Repeat each record below exactly as given.

-- BEGIN PROVIDED MATERIAL --

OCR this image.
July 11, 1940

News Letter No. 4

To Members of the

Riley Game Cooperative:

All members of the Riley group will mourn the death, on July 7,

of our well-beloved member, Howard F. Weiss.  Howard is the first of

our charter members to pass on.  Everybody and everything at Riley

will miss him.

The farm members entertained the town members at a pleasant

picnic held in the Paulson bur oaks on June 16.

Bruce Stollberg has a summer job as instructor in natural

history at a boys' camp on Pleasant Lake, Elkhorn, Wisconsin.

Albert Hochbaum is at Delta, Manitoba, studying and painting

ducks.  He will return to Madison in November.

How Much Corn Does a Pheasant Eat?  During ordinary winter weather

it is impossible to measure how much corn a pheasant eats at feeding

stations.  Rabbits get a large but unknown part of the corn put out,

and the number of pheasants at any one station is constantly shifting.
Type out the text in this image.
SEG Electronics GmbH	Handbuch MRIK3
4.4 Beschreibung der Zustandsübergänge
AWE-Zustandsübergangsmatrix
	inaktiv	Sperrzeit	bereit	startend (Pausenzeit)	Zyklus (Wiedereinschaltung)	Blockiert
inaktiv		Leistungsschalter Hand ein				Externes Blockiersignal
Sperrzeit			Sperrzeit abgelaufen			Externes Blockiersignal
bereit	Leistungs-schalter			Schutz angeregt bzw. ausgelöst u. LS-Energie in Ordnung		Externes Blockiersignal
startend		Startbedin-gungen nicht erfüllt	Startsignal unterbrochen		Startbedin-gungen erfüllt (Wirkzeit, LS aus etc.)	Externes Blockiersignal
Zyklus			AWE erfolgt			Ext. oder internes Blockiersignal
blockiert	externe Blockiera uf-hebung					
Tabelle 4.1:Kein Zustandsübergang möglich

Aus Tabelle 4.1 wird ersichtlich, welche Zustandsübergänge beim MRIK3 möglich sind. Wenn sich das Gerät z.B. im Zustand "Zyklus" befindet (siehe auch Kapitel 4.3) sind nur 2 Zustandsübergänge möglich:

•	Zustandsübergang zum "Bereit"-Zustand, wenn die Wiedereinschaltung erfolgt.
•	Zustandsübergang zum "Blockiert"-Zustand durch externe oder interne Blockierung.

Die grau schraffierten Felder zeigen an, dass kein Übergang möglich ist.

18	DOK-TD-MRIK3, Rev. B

-- END PROVIDED MATERIAL --

• _FINAL RESULT_:
OCR this image.
July 11, 1940

News Letter No. 4

To Members of the

Riley Game Cooperative:

All members of the Riley group will mourn the death, on July 7,

of our well-beloved member, Howard F. Weiss.  Howard is the first of

our charter members to pass on.  Everybody and everything at Riley

will miss him.

The farm members entertained the town members at a pleasant

picnic held in the Paulson bur oaks on June 16.

Bruce Stollberg has a summer job as instructor in natural

history at a boys' camp on Pleasant Lake, Elkhorn, Wisconsin.

Albert Hochbaum is at Delta, Manitoba, studying and painting

ducks.  He will return to Madison in November.

How Much Corn Does a Pheasant Eat?  During ordinary winter weather

it is impossible to measure how much corn a pheasant eats at feeding

stations.  Rabbits get a large but unknown part of the corn put out,

and the number of pheasants at any one station is constantly shifting.
Type out the text in this image.
SEG Electronics GmbH	Handbuch MRIK3
4.4 Beschreibung der Zustandsübergänge
AWE-Zustandsübergangsmatrix
	inaktiv	Sperrzeit	bereit	startend (Pausenzeit)	Zyklus (Wiedereinschaltung)	Blockiert
inaktiv		Leistungsschalter Hand ein				Externes Blockiersignal
Sperrzeit			Sperrzeit abgelaufen			Externes Blockiersignal
bereit	Leistungs-schalter			Schutz angeregt bzw. ausgelöst u. LS-Energie in Ordnung		Externes Blockiersignal
startend		Startbedin-gungen nicht erfüllt	Startsignal unterbrochen		Startbedin-gungen erfüllt (Wirkzeit, LS aus etc.)	Externes Blockiersignal
Zyklus			AWE erfolgt			Ext. oder internes Blockiersignal
blockiert	externe Blockiera uf-hebung					
Tabelle 4.1:Kein Zustandsübergang möglich

Aus Tabelle 4.1 wird ersichtlich, welche Zustandsübergänge beim MRIK3 möglich sind. Wenn sich das Gerät z.B. im Zustand "Zyklus" befindet (siehe auch Kapitel 4.3) sind nur 2 Zustandsübergänge möglich:

•	Zustandsübergang zum "Bereit"-Zustand, wenn die Wiedereinschaltung erfolgt.
•	Zustandsübergang zum "Blockiert"-Zustand durch externe oder interne Blockierung.

Die grau schraffierten Felder zeigen an, dass kein Übergang möglich ist.

18	DOK-TD-MRIK3, Rev. B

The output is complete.